■ Record set ■
-- Start --
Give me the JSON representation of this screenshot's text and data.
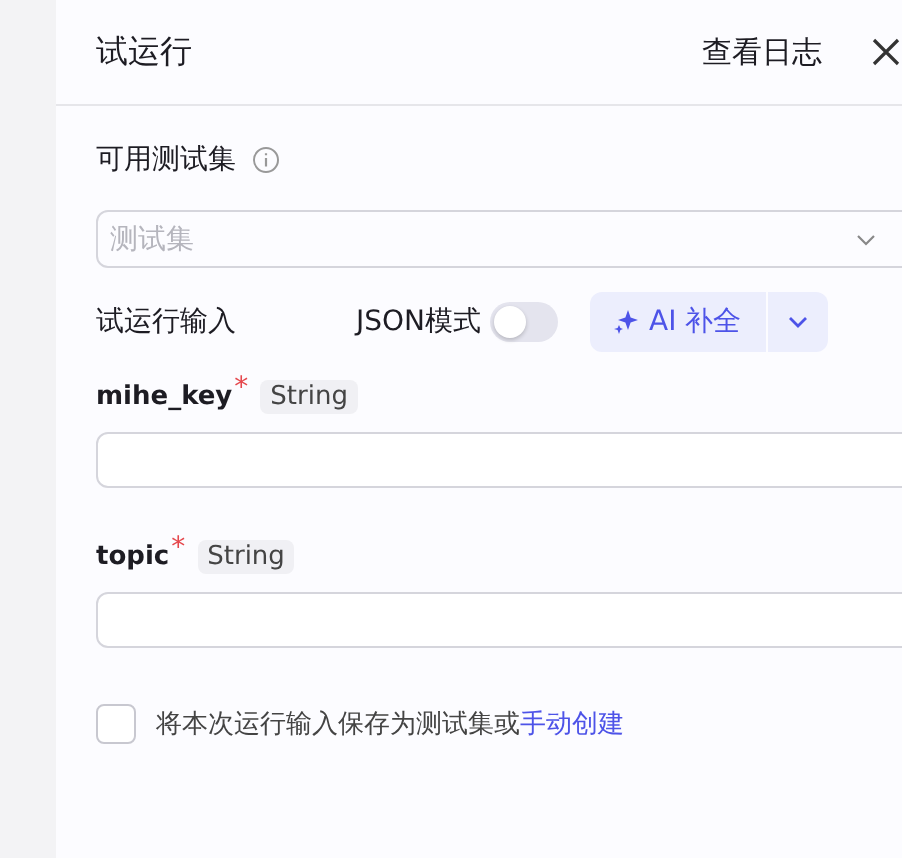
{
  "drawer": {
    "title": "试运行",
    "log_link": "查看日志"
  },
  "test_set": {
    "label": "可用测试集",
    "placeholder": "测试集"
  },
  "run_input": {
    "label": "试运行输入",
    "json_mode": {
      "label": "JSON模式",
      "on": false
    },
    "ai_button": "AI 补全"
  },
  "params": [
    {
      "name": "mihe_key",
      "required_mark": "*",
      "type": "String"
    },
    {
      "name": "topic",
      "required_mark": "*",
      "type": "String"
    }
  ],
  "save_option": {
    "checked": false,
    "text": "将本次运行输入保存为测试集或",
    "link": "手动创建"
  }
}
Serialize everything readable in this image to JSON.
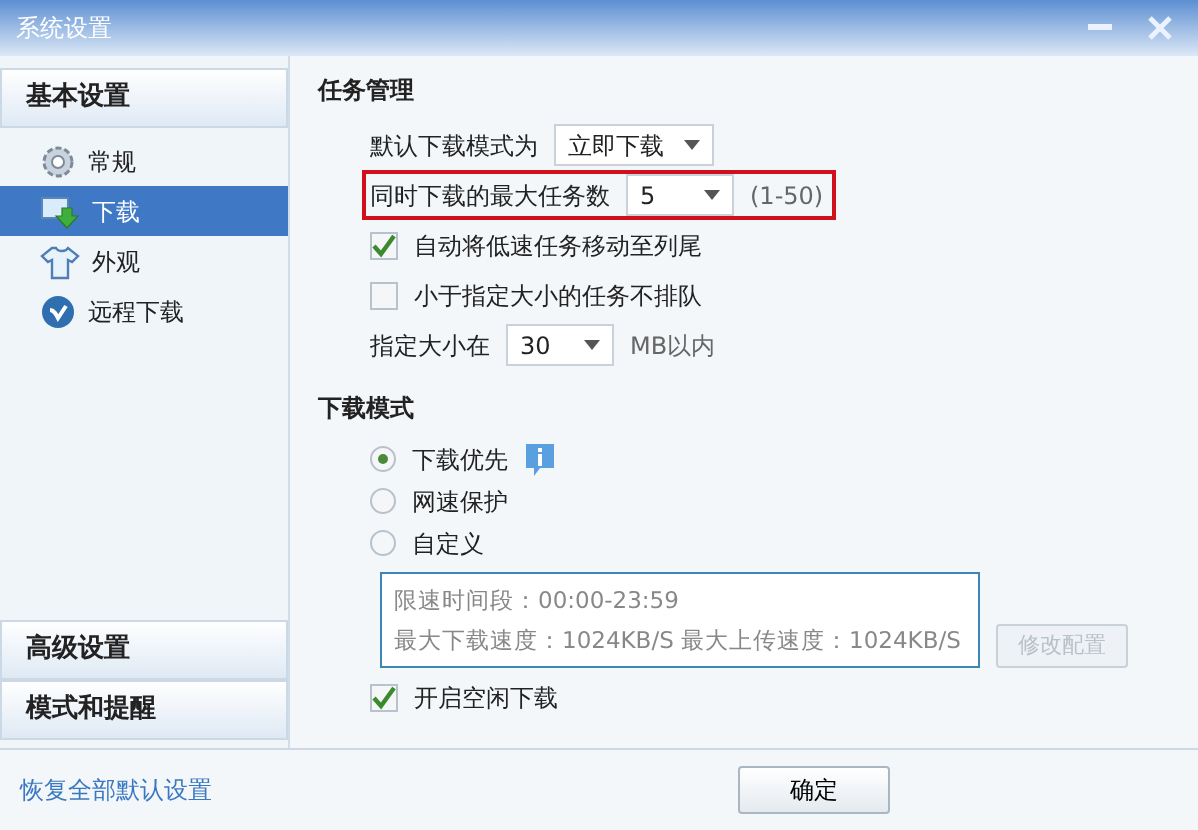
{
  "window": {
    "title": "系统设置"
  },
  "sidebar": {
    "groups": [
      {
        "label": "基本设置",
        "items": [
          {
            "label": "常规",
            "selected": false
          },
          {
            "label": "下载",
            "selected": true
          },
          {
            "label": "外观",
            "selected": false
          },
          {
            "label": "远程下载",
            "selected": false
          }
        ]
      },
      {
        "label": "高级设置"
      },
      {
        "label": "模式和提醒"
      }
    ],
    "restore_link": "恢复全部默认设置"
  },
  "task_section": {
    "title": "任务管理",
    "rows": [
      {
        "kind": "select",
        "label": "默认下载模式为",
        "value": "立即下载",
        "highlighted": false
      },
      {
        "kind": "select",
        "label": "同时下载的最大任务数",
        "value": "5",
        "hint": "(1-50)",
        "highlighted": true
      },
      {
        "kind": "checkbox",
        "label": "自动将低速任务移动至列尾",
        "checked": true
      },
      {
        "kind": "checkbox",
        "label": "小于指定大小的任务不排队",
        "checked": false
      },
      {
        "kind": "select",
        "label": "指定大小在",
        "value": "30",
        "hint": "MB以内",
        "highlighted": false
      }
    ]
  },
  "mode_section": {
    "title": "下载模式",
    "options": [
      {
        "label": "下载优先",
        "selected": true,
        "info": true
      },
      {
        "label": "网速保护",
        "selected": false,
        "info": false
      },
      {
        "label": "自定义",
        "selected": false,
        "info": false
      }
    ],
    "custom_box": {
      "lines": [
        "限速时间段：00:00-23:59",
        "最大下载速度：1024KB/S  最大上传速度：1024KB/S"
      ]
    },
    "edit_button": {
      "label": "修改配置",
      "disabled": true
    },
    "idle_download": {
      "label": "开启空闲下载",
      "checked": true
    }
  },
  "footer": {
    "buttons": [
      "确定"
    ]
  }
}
-- End --
■ To do ■
Keep the pictures out of your copy, and repeat every entry above exactly.

■ Solution to this problem ■
Give me the JSON representation of this screenshot's text and data.
{
  "drawer": {
    "title": "试运行",
    "log_link": "查看日志"
  },
  "test_set": {
    "label": "可用测试集",
    "placeholder": "测试集"
  },
  "run_input": {
    "label": "试运行输入",
    "json_mode": {
      "label": "JSON模式",
      "on": false
    },
    "ai_button": "AI 补全"
  },
  "params": [
    {
      "name": "mihe_key",
      "required_mark": "*",
      "type": "String"
    },
    {
      "name": "topic",
      "required_mark": "*",
      "type": "String"
    }
  ],
  "save_option": {
    "checked": false,
    "text": "将本次运行输入保存为测试集或",
    "link": "手动创建"
  }
}
Serialize everything readable in this image to JSON.
{
  "window": {
    "title": "系统设置"
  },
  "sidebar": {
    "groups": [
      {
        "label": "基本设置",
        "items": [
          {
            "label": "常规",
            "selected": false
          },
          {
            "label": "下载",
            "selected": true
          },
          {
            "label": "外观",
            "selected": false
          },
          {
            "label": "远程下载",
            "selected": false
          }
        ]
      },
      {
        "label": "高级设置"
      },
      {
        "label": "模式和提醒"
      }
    ],
    "restore_link": "恢复全部默认设置"
  },
  "task_section": {
    "title": "任务管理",
    "rows": [
      {
        "kind": "select",
        "label": "默认下载模式为",
        "value": "立即下载",
        "highlighted": false
      },
      {
        "kind": "select",
        "label": "同时下载的最大任务数",
        "value": "5",
        "hint": "(1-50)",
        "highlighted": true
      },
      {
        "kind": "checkbox",
        "label": "自动将低速任务移动至列尾",
        "checked": true
      },
      {
        "kind": "checkbox",
        "label": "小于指定大小的任务不排队",
        "checked": false
      },
      {
        "kind": "select",
        "label": "指定大小在",
        "value": "30",
        "hint": "MB以内",
        "highlighted": false
      }
    ]
  },
  "mode_section": {
    "title": "下载模式",
    "options": [
      {
        "label": "下载优先",
        "selected": true,
        "info": true
      },
      {
        "label": "网速保护",
        "selected": false,
        "info": false
      },
      {
        "label": "自定义",
        "selected": false,
        "info": false
      }
    ],
    "custom_box": {
      "lines": [
        "限速时间段：00:00-23:59",
        "最大下载速度：1024KB/S  最大上传速度：1024KB/S"
      ]
    },
    "edit_button": {
      "label": "修改配置",
      "disabled": true
    },
    "idle_download": {
      "label": "开启空闲下载",
      "checked": true
    }
  },
  "footer": {
    "buttons": [
      "确定"
    ]
  }
}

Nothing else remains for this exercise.